[start]

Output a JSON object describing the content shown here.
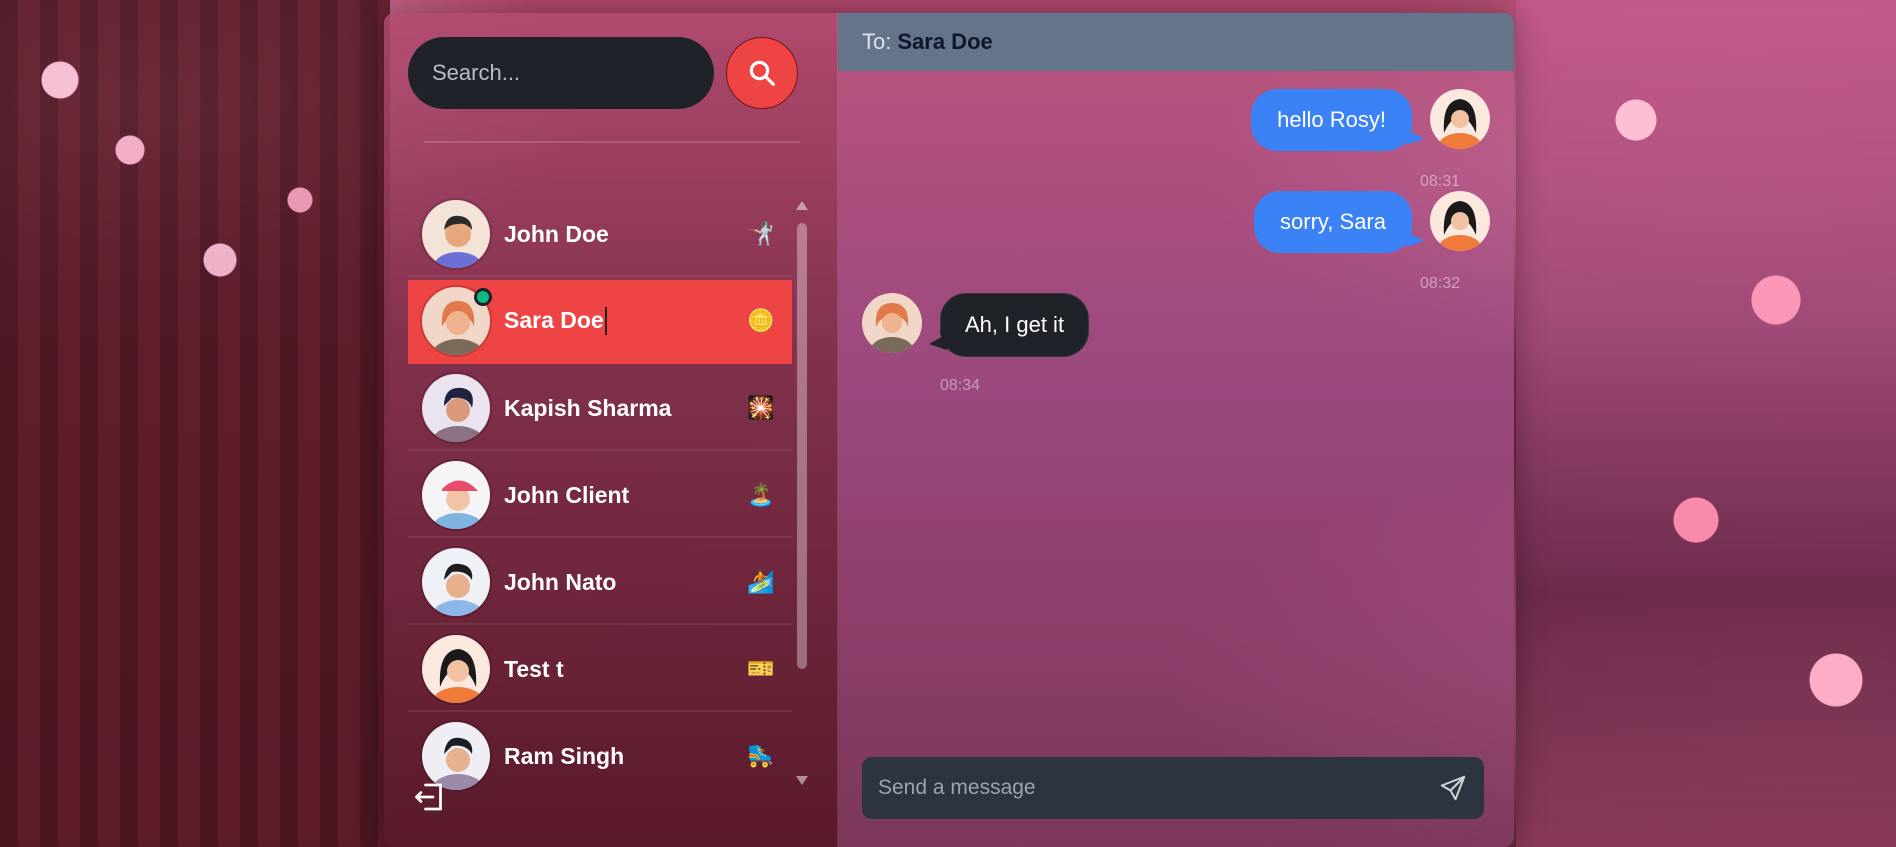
{
  "search": {
    "placeholder": "Search..."
  },
  "contacts": [
    {
      "name": "John Doe",
      "status_emoji": "🤺",
      "active": false
    },
    {
      "name": "Sara Doe",
      "status_emoji": "🪙",
      "active": true,
      "online": true
    },
    {
      "name": "Kapish Sharma",
      "status_emoji": "🎇",
      "active": false
    },
    {
      "name": "John Client",
      "status_emoji": "🏝️",
      "active": false
    },
    {
      "name": "John Nato",
      "status_emoji": "🏄",
      "active": false
    },
    {
      "name": "Test t",
      "status_emoji": "🎫",
      "active": false
    },
    {
      "name": "Ram Singh",
      "status_emoji": "🛼",
      "active": false
    }
  ],
  "chat": {
    "to_label": "To:",
    "to_name": "Sara Doe",
    "messages": [
      {
        "direction": "out",
        "text": "hello Rosy!",
        "time": "08:31"
      },
      {
        "direction": "out",
        "text": "sorry, Sara",
        "time": "08:32"
      },
      {
        "direction": "in",
        "text": "Ah, I get it",
        "time": "08:34"
      }
    ],
    "composer_placeholder": "Send a message"
  },
  "colors": {
    "accent": "#ef4444",
    "bubble_out": "#3b82f6",
    "bubble_in": "#1f2329",
    "header": "#64748b",
    "online": "#10b981"
  },
  "icons": {
    "search": "search-icon",
    "send": "send-icon",
    "logout": "logout-icon"
  }
}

[end]

What the exercise asks
Transcribe the records above exactly as they appear, leaving out any pictures.

The result
Output a JSON object describing the content shown here.
{
  "search": {
    "placeholder": "Search..."
  },
  "contacts": [
    {
      "name": "John Doe",
      "status_emoji": "🤺",
      "active": false
    },
    {
      "name": "Sara Doe",
      "status_emoji": "🪙",
      "active": true,
      "online": true
    },
    {
      "name": "Kapish Sharma",
      "status_emoji": "🎇",
      "active": false
    },
    {
      "name": "John Client",
      "status_emoji": "🏝️",
      "active": false
    },
    {
      "name": "John Nato",
      "status_emoji": "🏄",
      "active": false
    },
    {
      "name": "Test t",
      "status_emoji": "🎫",
      "active": false
    },
    {
      "name": "Ram Singh",
      "status_emoji": "🛼",
      "active": false
    }
  ],
  "chat": {
    "to_label": "To:",
    "to_name": "Sara Doe",
    "messages": [
      {
        "direction": "out",
        "text": "hello Rosy!",
        "time": "08:31"
      },
      {
        "direction": "out",
        "text": "sorry, Sara",
        "time": "08:32"
      },
      {
        "direction": "in",
        "text": "Ah, I get it",
        "time": "08:34"
      }
    ],
    "composer_placeholder": "Send a message"
  },
  "colors": {
    "accent": "#ef4444",
    "bubble_out": "#3b82f6",
    "bubble_in": "#1f2329",
    "header": "#64748b",
    "online": "#10b981"
  },
  "icons": {
    "search": "search-icon",
    "send": "send-icon",
    "logout": "logout-icon"
  }
}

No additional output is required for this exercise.